## Problem details
Images do not belong in the copy. Retype all the entries below exactly.
··· Input for this task ···
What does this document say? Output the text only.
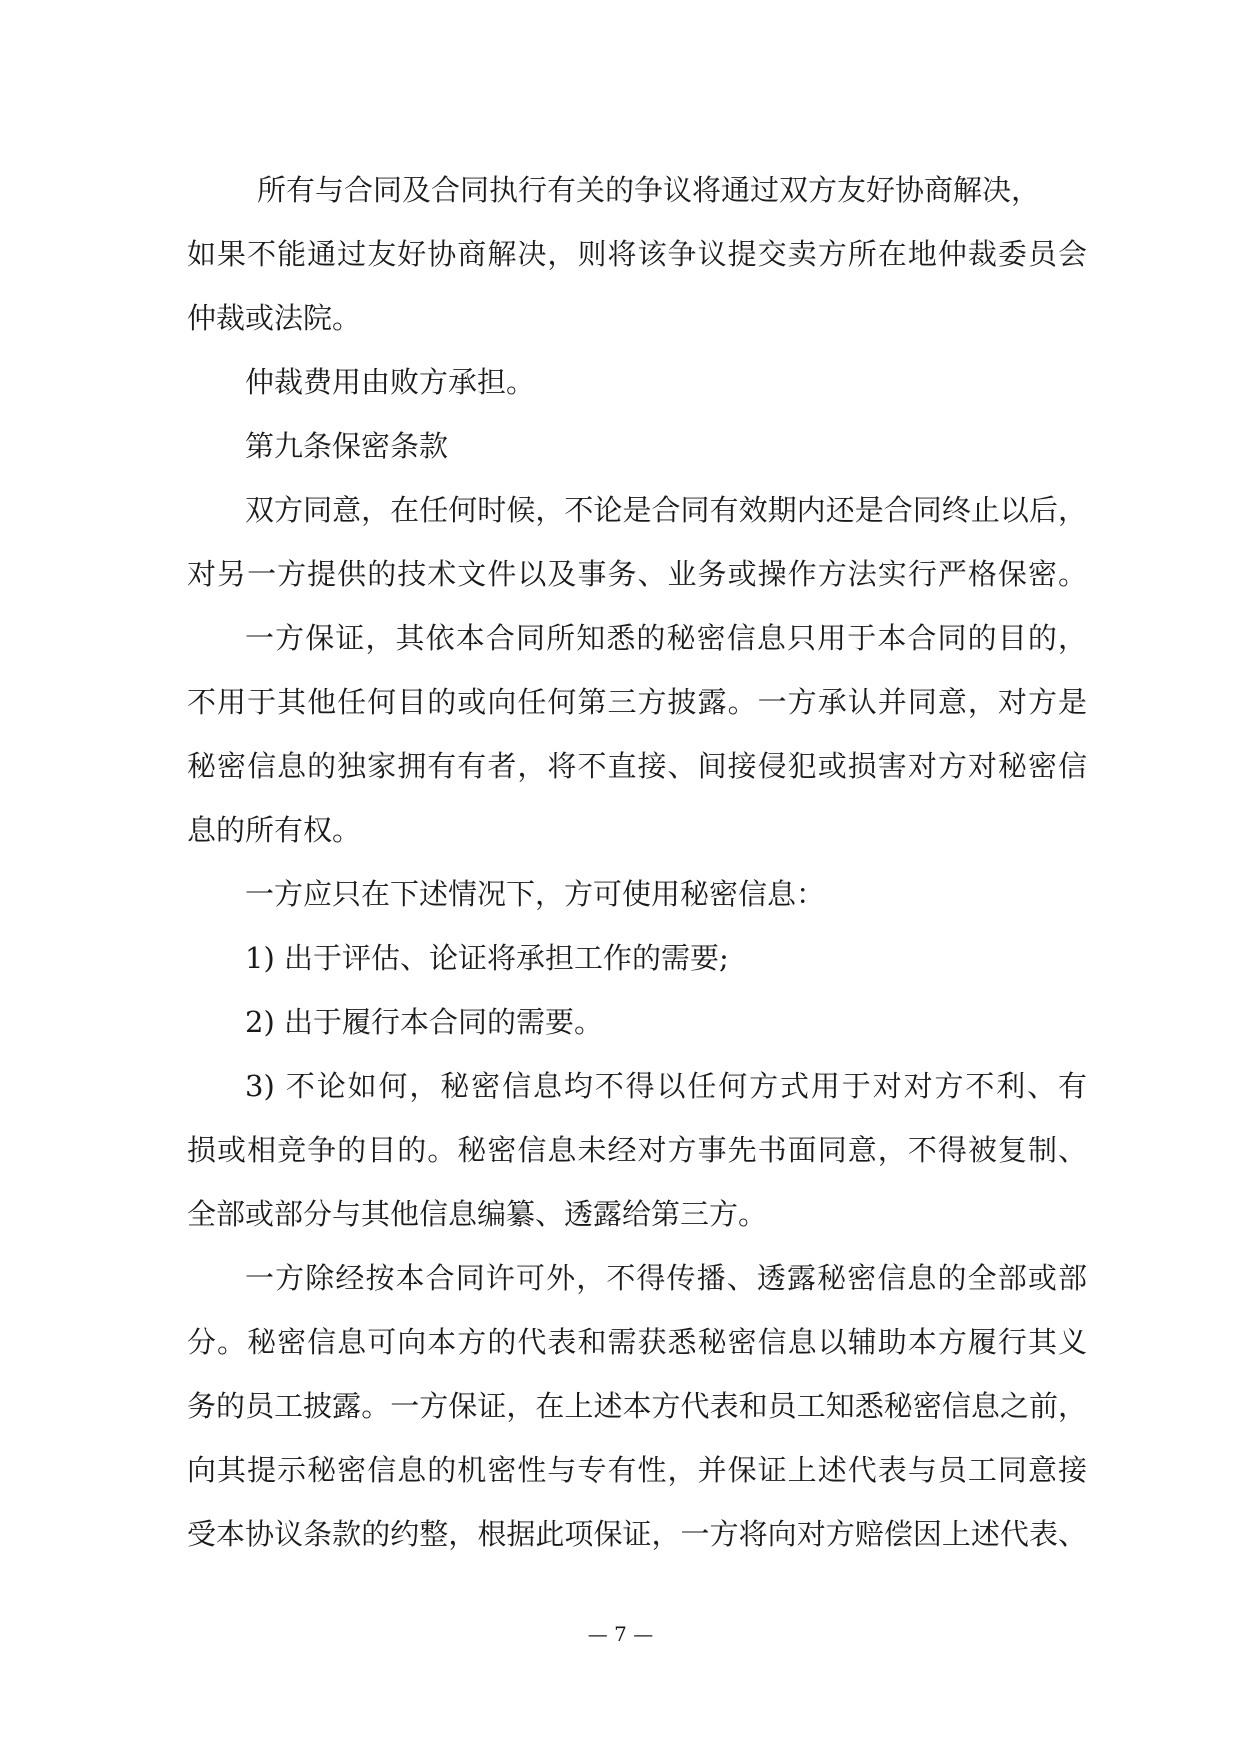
所有与合同及合同执行有关的争议将通过双方友好协商解决，
如果不能通过友好协商解决，则将该争议提交卖方所在地仲裁委员会
仲裁或法院。
仲裁费用由败方承担。
第九条保密条款
双方同意，在任何时候，不论是合同有效期内还是合同终止以后，
对另一方提供的技术文件以及事务、业务或操作方法实行严格保密。
一方保证，其依本合同所知悉的秘密信息只用于本合同的目的，
不用于其他任何目的或向任何第三方披露。一方承认并同意，对方是
秘密信息的独家拥有有者，将不直接、间接侵犯或损害对方对秘密信
息的所有权。
一方应只在下述情况下，方可使用秘密信息：
1) 出于评估、论证将承担工作的需要;
2) 出于履行本合同的需要。
3) 不论如何，秘密信息均不得以任何方式用于对对方不利、有
损或相竞争的目的。秘密信息未经对方事先书面同意，不得被复制、
全部或部分与其他信息编纂、透露给第三方。
一方除经按本合同许可外，不得传播、透露秘密信息的全部或部
分。秘密信息可向本方的代表和需获悉秘密信息以辅助本方履行其义
务的员工披露。一方保证，在上述本方代表和员工知悉秘密信息之前，
向其提示秘密信息的机密性与专有性，并保证上述代表与员工同意接
受本协议条款的约整，根据此项保证，一方将向对方赔偿因上述代表、
— 7 —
···
## Answer to this task
What does this document say? Output the text only.
所有与合同及合同执行有关的争议将通过双方友好协商解决，
如果不能通过友好协商解决，则将该争议提交卖方所在地仲裁委员会
仲裁或法院。
仲裁费用由败方承担。
第九条保密条款
双方同意，在任何时候，不论是合同有效期内还是合同终止以后，
对另一方提供的技术文件以及事务、业务或操作方法实行严格保密。
一方保证，其依本合同所知悉的秘密信息只用于本合同的目的，
不用于其他任何目的或向任何第三方披露。一方承认并同意，对方是
秘密信息的独家拥有有者，将不直接、间接侵犯或损害对方对秘密信
息的所有权。
一方应只在下述情况下，方可使用秘密信息：
1) 出于评估、论证将承担工作的需要;
2) 出于履行本合同的需要。
3) 不论如何，秘密信息均不得以任何方式用于对对方不利、有
损或相竞争的目的。秘密信息未经对方事先书面同意，不得被复制、
全部或部分与其他信息编纂、透露给第三方。
一方除经按本合同许可外，不得传播、透露秘密信息的全部或部
分。秘密信息可向本方的代表和需获悉秘密信息以辅助本方履行其义
务的员工披露。一方保证，在上述本方代表和员工知悉秘密信息之前，
向其提示秘密信息的机密性与专有性，并保证上述代表与员工同意接
受本协议条款的约整，根据此项保证，一方将向对方赔偿因上述代表、
— 7 —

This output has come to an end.